*GIVEN TASK*. Copy out every line of the records where the string "soon" occurs.
BEGIN RAW DATA
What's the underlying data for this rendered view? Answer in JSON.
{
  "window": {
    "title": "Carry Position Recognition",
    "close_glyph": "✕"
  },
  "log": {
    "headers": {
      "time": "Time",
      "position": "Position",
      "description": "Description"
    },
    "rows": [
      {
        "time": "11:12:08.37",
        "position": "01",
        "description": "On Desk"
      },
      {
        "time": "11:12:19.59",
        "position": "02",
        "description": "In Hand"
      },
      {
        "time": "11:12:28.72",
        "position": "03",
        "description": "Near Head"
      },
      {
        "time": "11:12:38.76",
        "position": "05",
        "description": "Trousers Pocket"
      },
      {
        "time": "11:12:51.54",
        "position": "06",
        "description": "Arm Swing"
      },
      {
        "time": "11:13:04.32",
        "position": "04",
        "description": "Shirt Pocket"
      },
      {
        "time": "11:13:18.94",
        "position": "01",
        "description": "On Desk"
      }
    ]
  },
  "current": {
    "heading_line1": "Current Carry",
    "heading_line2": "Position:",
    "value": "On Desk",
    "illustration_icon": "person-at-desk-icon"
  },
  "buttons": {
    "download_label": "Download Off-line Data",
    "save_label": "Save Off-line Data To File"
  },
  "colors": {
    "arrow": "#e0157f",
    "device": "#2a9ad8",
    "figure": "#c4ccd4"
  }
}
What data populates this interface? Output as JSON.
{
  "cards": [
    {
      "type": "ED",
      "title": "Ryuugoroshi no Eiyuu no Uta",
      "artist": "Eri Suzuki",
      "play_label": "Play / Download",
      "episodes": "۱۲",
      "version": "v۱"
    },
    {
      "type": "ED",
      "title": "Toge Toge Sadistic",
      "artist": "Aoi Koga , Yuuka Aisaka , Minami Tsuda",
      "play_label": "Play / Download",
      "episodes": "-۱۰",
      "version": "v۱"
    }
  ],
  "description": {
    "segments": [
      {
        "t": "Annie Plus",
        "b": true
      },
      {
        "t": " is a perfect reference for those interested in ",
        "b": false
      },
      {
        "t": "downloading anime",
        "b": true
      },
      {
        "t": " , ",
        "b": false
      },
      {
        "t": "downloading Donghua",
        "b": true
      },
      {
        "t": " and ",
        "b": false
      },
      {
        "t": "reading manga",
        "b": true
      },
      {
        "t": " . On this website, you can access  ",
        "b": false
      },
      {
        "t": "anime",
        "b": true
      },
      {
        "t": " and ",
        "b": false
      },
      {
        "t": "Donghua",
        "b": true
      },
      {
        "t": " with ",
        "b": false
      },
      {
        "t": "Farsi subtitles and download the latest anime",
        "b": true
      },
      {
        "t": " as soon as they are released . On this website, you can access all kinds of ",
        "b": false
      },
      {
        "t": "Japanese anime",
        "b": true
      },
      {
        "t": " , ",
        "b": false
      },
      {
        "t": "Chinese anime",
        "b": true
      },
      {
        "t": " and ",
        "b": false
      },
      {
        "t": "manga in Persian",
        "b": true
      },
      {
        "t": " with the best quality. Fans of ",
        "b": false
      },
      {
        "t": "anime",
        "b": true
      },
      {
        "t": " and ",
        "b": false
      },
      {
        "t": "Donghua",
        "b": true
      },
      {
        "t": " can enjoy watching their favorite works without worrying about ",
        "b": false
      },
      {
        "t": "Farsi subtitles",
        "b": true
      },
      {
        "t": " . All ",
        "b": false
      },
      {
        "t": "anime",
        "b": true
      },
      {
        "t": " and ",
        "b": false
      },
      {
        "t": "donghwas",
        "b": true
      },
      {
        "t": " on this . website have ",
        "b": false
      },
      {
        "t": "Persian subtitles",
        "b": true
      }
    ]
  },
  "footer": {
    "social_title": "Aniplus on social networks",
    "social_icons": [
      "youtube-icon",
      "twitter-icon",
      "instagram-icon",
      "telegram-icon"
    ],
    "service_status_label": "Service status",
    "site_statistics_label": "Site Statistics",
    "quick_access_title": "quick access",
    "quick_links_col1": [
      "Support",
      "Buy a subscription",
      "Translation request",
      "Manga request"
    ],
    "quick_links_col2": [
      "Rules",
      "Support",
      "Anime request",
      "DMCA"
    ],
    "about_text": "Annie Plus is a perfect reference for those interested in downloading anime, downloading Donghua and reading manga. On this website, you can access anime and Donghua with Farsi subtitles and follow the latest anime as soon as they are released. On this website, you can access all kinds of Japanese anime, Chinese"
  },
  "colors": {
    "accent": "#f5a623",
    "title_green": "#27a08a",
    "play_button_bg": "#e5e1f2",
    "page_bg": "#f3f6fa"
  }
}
END RAW DATA
*EXERCISE RESPONSE*.
        "t": " as soon as they are released . On this website, you can access all kinds of ",
    "about_text": "Annie Plus is a perfect reference for those interested in downloading anime, downloading Donghua and reading manga. On this website, you can access anime and Donghua with Farsi subtitles and follow the latest anime as soon as they are released. On this website, you can access all kinds of Japanese anime, Chinese"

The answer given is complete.